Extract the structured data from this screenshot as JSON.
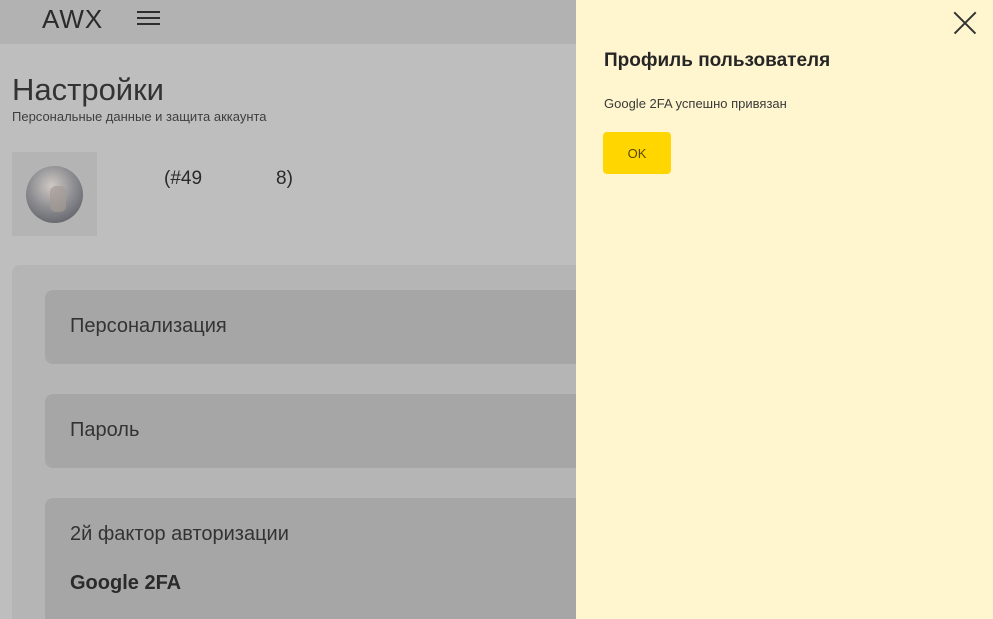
{
  "header": {
    "logo": "AWX",
    "menu_icon": "hamburger-menu-icon"
  },
  "page": {
    "title": "Настройки",
    "subtitle": "Персональные данные и защита аккаунта"
  },
  "user": {
    "avatar_icon": "user-avatar",
    "id_text": "(#49",
    "id_suffix": "8)"
  },
  "settings": {
    "personalization_label": "Персонализация",
    "password_label": "Пароль",
    "two_factor_label": "2й фактор авторизации",
    "two_factor_value": "Google 2FA"
  },
  "modal": {
    "title": "Профиль пользователя",
    "message": "Google 2FA успешно привязан",
    "ok_label": "OK",
    "close_icon": "close-icon",
    "background_color": "#fff6cf",
    "button_color": "#ffd600"
  }
}
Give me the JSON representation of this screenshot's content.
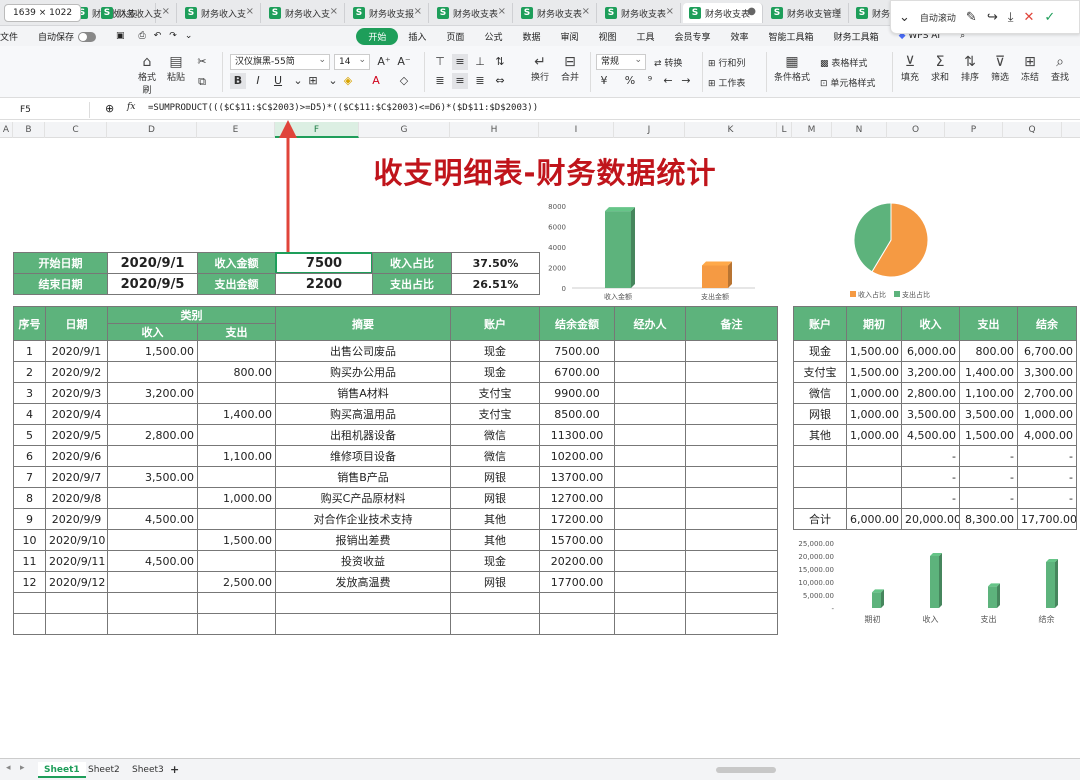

Task directions
Leave out the pictures and restate everything else word for word.

Response to this task
Extract the structured data from this screenshot as JSON.
{
  "header": {
    "logo": "AWX",
    "menu_icon": "hamburger-menu-icon"
  },
  "page": {
    "title": "Настройки",
    "subtitle": "Персональные данные и защита аккаунта"
  },
  "user": {
    "avatar_icon": "user-avatar",
    "id_text": "(#49",
    "id_suffix": "8)"
  },
  "settings": {
    "personalization_label": "Персонализация",
    "password_label": "Пароль",
    "two_factor_label": "2й фактор авторизации",
    "two_factor_value": "Google 2FA"
  },
  "modal": {
    "title": "Профиль пользователя",
    "message": "Google 2FA успешно привязан",
    "ok_label": "OK",
    "close_icon": "close-icon",
    "background_color": "#fff6cf",
    "button_color": "#ffd600"
  }
}
Give me the JSON representation of this screenshot's content.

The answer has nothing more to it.